* Given request: Quote the whole listing verbatim.

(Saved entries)
+ + + + +

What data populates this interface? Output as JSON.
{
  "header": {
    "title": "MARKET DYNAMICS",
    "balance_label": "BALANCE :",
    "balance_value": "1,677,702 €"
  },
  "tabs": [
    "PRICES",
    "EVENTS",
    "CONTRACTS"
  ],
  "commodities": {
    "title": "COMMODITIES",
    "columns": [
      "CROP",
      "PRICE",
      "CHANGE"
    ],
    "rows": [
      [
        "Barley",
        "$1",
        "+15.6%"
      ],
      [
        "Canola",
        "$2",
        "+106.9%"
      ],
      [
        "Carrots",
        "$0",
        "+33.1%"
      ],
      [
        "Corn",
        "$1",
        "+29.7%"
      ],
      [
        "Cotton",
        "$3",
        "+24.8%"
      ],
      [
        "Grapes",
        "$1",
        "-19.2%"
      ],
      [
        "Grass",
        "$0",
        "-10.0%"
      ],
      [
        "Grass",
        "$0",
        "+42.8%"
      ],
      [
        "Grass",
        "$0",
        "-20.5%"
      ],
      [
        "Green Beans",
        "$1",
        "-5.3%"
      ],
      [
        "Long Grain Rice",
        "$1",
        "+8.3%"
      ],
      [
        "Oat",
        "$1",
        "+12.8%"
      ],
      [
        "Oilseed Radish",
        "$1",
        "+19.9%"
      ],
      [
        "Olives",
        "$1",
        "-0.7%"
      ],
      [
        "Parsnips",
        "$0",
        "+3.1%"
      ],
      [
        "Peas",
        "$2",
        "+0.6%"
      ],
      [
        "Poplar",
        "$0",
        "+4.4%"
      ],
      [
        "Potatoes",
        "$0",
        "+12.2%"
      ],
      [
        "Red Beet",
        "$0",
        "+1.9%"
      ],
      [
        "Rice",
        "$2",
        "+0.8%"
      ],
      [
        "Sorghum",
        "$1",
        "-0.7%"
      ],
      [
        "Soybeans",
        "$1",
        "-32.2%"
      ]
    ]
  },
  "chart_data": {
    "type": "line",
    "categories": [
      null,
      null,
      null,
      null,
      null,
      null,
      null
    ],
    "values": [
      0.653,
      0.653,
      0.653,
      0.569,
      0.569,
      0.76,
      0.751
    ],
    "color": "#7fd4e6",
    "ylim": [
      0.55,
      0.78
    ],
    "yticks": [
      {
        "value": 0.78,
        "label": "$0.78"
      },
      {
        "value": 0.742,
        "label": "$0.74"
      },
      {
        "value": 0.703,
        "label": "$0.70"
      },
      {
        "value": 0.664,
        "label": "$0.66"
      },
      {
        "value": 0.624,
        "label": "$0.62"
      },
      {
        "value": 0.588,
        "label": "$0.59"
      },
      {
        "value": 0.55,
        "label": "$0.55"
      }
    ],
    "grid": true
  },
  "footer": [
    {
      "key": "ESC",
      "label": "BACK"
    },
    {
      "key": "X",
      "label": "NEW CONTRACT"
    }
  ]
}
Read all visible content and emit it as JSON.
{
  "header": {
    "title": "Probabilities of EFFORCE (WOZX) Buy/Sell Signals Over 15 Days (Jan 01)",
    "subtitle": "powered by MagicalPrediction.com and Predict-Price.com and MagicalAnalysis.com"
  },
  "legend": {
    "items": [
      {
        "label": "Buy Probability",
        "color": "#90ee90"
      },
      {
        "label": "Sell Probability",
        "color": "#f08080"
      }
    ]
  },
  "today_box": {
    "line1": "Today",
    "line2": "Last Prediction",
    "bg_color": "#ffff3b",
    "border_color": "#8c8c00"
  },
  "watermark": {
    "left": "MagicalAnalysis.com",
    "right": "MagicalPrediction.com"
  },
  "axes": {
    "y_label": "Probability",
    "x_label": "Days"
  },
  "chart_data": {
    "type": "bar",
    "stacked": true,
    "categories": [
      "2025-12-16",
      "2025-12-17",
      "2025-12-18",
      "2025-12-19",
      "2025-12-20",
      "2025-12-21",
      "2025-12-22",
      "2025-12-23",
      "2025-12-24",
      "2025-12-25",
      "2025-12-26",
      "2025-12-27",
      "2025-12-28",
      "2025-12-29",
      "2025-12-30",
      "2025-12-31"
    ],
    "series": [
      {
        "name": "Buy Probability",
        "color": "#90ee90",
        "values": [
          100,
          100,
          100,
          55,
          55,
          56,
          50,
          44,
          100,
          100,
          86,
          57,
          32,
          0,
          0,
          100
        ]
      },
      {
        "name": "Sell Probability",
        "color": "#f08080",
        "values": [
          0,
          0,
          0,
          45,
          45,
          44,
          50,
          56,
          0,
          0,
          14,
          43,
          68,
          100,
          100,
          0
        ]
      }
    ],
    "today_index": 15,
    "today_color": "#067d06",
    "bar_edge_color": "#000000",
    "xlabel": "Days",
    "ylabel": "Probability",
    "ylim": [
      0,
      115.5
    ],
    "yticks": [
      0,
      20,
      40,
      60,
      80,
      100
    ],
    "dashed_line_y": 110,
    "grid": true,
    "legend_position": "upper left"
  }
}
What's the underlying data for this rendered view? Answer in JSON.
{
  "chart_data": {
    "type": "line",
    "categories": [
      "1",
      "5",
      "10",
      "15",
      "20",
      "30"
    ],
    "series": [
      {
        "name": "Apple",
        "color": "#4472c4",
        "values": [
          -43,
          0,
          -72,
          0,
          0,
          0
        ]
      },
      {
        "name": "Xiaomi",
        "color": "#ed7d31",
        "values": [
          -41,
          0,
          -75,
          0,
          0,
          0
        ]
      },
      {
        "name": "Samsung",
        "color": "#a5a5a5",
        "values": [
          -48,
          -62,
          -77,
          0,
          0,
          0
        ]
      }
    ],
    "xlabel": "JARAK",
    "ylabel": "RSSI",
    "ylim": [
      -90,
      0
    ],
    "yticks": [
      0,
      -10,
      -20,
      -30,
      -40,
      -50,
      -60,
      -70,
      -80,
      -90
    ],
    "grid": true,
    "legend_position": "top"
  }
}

+ + + + +

* Solution for this task:
What data populates this interface? Output as JSON.
{
  "header": {
    "title": "MARKET DYNAMICS",
    "balance_label": "BALANCE :",
    "balance_value": "1,677,702 €"
  },
  "tabs": [
    "PRICES",
    "EVENTS",
    "CONTRACTS"
  ],
  "commodities": {
    "title": "COMMODITIES",
    "columns": [
      "CROP",
      "PRICE",
      "CHANGE"
    ],
    "rows": [
      [
        "Barley",
        "$1",
        "+15.6%"
      ],
      [
        "Canola",
        "$2",
        "+106.9%"
      ],
      [
        "Carrots",
        "$0",
        "+33.1%"
      ],
      [
        "Corn",
        "$1",
        "+29.7%"
      ],
      [
        "Cotton",
        "$3",
        "+24.8%"
      ],
      [
        "Grapes",
        "$1",
        "-19.2%"
      ],
      [
        "Grass",
        "$0",
        "-10.0%"
      ],
      [
        "Grass",
        "$0",
        "+42.8%"
      ],
      [
        "Grass",
        "$0",
        "-20.5%"
      ],
      [
        "Green Beans",
        "$1",
        "-5.3%"
      ],
      [
        "Long Grain Rice",
        "$1",
        "+8.3%"
      ],
      [
        "Oat",
        "$1",
        "+12.8%"
      ],
      [
        "Oilseed Radish",
        "$1",
        "+19.9%"
      ],
      [
        "Olives",
        "$1",
        "-0.7%"
      ],
      [
        "Parsnips",
        "$0",
        "+3.1%"
      ],
      [
        "Peas",
        "$2",
        "+0.6%"
      ],
      [
        "Poplar",
        "$0",
        "+4.4%"
      ],
      [
        "Potatoes",
        "$0",
        "+12.2%"
      ],
      [
        "Red Beet",
        "$0",
        "+1.9%"
      ],
      [
        "Rice",
        "$2",
        "+0.8%"
      ],
      [
        "Sorghum",
        "$1",
        "-0.7%"
      ],
      [
        "Soybeans",
        "$1",
        "-32.2%"
      ]
    ]
  },
  "chart_data": {
    "type": "line",
    "categories": [
      null,
      null,
      null,
      null,
      null,
      null,
      null
    ],
    "values": [
      0.653,
      0.653,
      0.653,
      0.569,
      0.569,
      0.76,
      0.751
    ],
    "color": "#7fd4e6",
    "ylim": [
      0.55,
      0.78
    ],
    "yticks": [
      {
        "value": 0.78,
        "label": "$0.78"
      },
      {
        "value": 0.742,
        "label": "$0.74"
      },
      {
        "value": 0.703,
        "label": "$0.70"
      },
      {
        "value": 0.664,
        "label": "$0.66"
      },
      {
        "value": 0.624,
        "label": "$0.62"
      },
      {
        "value": 0.588,
        "label": "$0.59"
      },
      {
        "value": 0.55,
        "label": "$0.55"
      }
    ],
    "grid": true
  },
  "footer": [
    {
      "key": "ESC",
      "label": "BACK"
    },
    {
      "key": "X",
      "label": "NEW CONTRACT"
    }
  ]
}
Read all visible content and emit it as JSON.
{
  "header": {
    "title": "Probabilities of EFFORCE (WOZX) Buy/Sell Signals Over 15 Days (Jan 01)",
    "subtitle": "powered by MagicalPrediction.com and Predict-Price.com and MagicalAnalysis.com"
  },
  "legend": {
    "items": [
      {
        "label": "Buy Probability",
        "color": "#90ee90"
      },
      {
        "label": "Sell Probability",
        "color": "#f08080"
      }
    ]
  },
  "today_box": {
    "line1": "Today",
    "line2": "Last Prediction",
    "bg_color": "#ffff3b",
    "border_color": "#8c8c00"
  },
  "watermark": {
    "left": "MagicalAnalysis.com",
    "right": "MagicalPrediction.com"
  },
  "axes": {
    "y_label": "Probability",
    "x_label": "Days"
  },
  "chart_data": {
    "type": "bar",
    "stacked": true,
    "categories": [
      "2025-12-16",
      "2025-12-17",
      "2025-12-18",
      "2025-12-19",
      "2025-12-20",
      "2025-12-21",
      "2025-12-22",
      "2025-12-23",
      "2025-12-24",
      "2025-12-25",
      "2025-12-26",
      "2025-12-27",
      "2025-12-28",
      "2025-12-29",
      "2025-12-30",
      "2025-12-31"
    ],
    "series": [
      {
        "name": "Buy Probability",
        "color": "#90ee90",
        "values": [
          100,
          100,
          100,
          55,
          55,
          56,
          50,
          44,
          100,
          100,
          86,
          57,
          32,
          0,
          0,
          100
        ]
      },
      {
        "name": "Sell Probability",
        "color": "#f08080",
        "values": [
          0,
          0,
          0,
          45,
          45,
          44,
          50,
          56,
          0,
          0,
          14,
          43,
          68,
          100,
          100,
          0
        ]
      }
    ],
    "today_index": 15,
    "today_color": "#067d06",
    "bar_edge_color": "#000000",
    "xlabel": "Days",
    "ylabel": "Probability",
    "ylim": [
      0,
      115.5
    ],
    "yticks": [
      0,
      20,
      40,
      60,
      80,
      100
    ],
    "dashed_line_y": 110,
    "grid": true,
    "legend_position": "upper left"
  }
}
What's the underlying data for this rendered view? Answer in JSON.
{
  "chart_data": {
    "type": "line",
    "categories": [
      "1",
      "5",
      "10",
      "15",
      "20",
      "30"
    ],
    "series": [
      {
        "name": "Apple",
        "color": "#4472c4",
        "values": [
          -43,
          0,
          -72,
          0,
          0,
          0
        ]
      },
      {
        "name": "Xiaomi",
        "color": "#ed7d31",
        "values": [
          -41,
          0,
          -75,
          0,
          0,
          0
        ]
      },
      {
        "name": "Samsung",
        "color": "#a5a5a5",
        "values": [
          -48,
          -62,
          -77,
          0,
          0,
          0
        ]
      }
    ],
    "xlabel": "JARAK",
    "ylabel": "RSSI",
    "ylim": [
      -90,
      0
    ],
    "yticks": [
      0,
      -10,
      -20,
      -30,
      -40,
      -50,
      -60,
      -70,
      -80,
      -90
    ],
    "grid": true,
    "legend_position": "top"
  }
}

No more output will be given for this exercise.